**Stated exercise A**.
Rename "list-icon" to "list-marker" in the rows from the first one through the line containing "list-icon[interactable] [368, 562, 376, 573]", and leave everything else unchanged. Output only those lines.

Horsely v. State

Decision Date18 March 1915
Docket Number5992.
Citation84 S.E. 600,16 Ga.App. 136
PartiesHORSELY v. STATE.
CourtGeorgia Court of Appeals

Syllabus by the Court.

The words "cultivated land," in section 217 of the Penal Code of 1910, are not intended to apply exclusively to land with growing crops upon it. If the land is actually prepared for a crop, or if it has been used for growing crops and the owner intends to devote it again, in due season, to such use, a trespass upon it may be punished under this section.

A tenant is entitled to undisturbed enjoyment of his possession, and the landlord has no right to determine who shall be his guests, or to determine the time of their visits, so long as they do not infringe upon any right of the landlord, and are there on a lawful mission. Nevertheless such visitors may not trespass upon cultivated lands in going to and from a house occupied by a tenant, but must confine themselves to the usual and proper means of approach and departure.

The evidence authorized the verdict, and there is no substantial merit in any of the exceptions to the charge of the court.

Error from City Court of Madison; K. S. Anderson, Judge.

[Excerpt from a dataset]
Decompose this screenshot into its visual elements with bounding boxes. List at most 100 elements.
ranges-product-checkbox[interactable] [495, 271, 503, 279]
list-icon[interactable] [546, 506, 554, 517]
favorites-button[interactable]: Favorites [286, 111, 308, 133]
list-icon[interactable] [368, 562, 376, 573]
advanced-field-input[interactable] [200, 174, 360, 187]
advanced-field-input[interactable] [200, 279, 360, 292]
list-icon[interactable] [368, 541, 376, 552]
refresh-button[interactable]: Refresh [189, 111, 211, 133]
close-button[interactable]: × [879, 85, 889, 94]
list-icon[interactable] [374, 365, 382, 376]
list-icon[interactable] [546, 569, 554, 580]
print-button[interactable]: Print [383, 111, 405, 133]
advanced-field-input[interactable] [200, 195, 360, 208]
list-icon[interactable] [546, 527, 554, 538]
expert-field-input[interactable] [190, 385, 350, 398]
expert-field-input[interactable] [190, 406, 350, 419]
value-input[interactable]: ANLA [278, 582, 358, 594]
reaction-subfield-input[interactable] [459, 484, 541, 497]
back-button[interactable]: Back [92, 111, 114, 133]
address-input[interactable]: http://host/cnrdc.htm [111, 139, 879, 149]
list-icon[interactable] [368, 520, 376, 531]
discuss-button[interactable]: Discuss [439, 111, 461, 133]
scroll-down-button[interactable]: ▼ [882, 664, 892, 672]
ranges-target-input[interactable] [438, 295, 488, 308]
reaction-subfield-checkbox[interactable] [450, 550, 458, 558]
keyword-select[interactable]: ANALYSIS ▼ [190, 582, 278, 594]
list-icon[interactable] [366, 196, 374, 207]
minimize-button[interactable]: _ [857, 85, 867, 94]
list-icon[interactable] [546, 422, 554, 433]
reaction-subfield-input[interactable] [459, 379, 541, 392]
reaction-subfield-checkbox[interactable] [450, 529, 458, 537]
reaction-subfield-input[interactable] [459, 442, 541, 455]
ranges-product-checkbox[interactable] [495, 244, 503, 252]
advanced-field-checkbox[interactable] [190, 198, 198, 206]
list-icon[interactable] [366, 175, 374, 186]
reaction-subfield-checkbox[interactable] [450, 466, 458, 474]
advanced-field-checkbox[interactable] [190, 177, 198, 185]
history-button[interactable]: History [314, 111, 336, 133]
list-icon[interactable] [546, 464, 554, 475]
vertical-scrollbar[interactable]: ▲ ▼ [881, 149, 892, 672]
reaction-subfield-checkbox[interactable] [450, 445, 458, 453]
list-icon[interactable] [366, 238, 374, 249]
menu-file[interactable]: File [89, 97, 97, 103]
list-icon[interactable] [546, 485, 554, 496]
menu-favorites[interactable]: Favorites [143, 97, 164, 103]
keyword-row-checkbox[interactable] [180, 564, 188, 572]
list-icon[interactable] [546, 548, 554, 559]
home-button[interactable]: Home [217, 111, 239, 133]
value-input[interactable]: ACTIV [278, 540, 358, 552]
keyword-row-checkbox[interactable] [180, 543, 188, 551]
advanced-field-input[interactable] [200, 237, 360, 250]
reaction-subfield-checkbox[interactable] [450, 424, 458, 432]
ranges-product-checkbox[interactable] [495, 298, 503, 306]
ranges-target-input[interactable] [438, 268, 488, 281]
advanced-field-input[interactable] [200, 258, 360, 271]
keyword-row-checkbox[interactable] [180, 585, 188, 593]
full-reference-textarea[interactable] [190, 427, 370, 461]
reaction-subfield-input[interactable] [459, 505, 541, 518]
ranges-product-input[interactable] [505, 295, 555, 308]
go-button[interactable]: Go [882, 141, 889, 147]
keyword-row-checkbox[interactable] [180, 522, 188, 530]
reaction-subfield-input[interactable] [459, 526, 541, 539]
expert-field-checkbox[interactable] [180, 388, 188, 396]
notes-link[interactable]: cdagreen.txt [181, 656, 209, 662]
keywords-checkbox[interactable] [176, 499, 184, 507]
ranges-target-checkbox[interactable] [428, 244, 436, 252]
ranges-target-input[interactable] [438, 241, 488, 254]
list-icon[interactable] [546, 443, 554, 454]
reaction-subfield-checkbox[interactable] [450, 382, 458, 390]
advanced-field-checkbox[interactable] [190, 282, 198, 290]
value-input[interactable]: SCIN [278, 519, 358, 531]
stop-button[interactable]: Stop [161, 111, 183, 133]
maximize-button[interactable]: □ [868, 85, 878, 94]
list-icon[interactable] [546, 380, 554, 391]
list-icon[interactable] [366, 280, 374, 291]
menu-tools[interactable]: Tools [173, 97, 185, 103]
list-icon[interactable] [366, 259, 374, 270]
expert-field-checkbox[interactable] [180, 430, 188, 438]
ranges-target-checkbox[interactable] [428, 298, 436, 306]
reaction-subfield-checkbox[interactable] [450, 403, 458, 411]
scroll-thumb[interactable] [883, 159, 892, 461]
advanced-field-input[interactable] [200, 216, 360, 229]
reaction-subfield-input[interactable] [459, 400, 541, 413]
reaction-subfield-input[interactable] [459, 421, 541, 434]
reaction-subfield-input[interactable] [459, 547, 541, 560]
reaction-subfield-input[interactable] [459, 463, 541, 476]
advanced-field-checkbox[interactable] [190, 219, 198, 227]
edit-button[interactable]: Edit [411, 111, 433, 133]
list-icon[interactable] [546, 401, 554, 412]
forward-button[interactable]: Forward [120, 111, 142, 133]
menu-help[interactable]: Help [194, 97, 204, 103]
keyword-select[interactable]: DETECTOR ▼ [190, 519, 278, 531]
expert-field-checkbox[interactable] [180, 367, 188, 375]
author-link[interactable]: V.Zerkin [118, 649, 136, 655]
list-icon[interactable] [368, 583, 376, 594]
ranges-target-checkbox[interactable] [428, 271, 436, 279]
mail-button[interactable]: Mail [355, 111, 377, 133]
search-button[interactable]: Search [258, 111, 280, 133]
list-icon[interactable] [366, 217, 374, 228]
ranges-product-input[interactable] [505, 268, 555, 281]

**Stated exercise B**.
Reproduce verbatim the passage of the Horsely v. State syllabus that begins at the words "Syllabus by the" and ends after "under this section.".

**Correct result A**.
Decompose this screenshot into its visual elements with bounding boxes. List at most 100 elements.
ranges-product-checkbox[interactable] [495, 271, 503, 279]
list-marker[interactable] [546, 506, 554, 517]
favorites-button[interactable]: Favorites [286, 111, 308, 133]
list-marker[interactable] [368, 562, 376, 573]

**Correct result B**.
Syllabus by the Court.

The words "cultivated land," in section 217 of the Penal Code of 1910, are not intended to apply exclusively to land with growing crops upon it. If the land is actually prepared for a crop, or if it has been used for growing crops and the owner intends to devote it again, in due season, to such use, a trespass upon it may be punished under this section.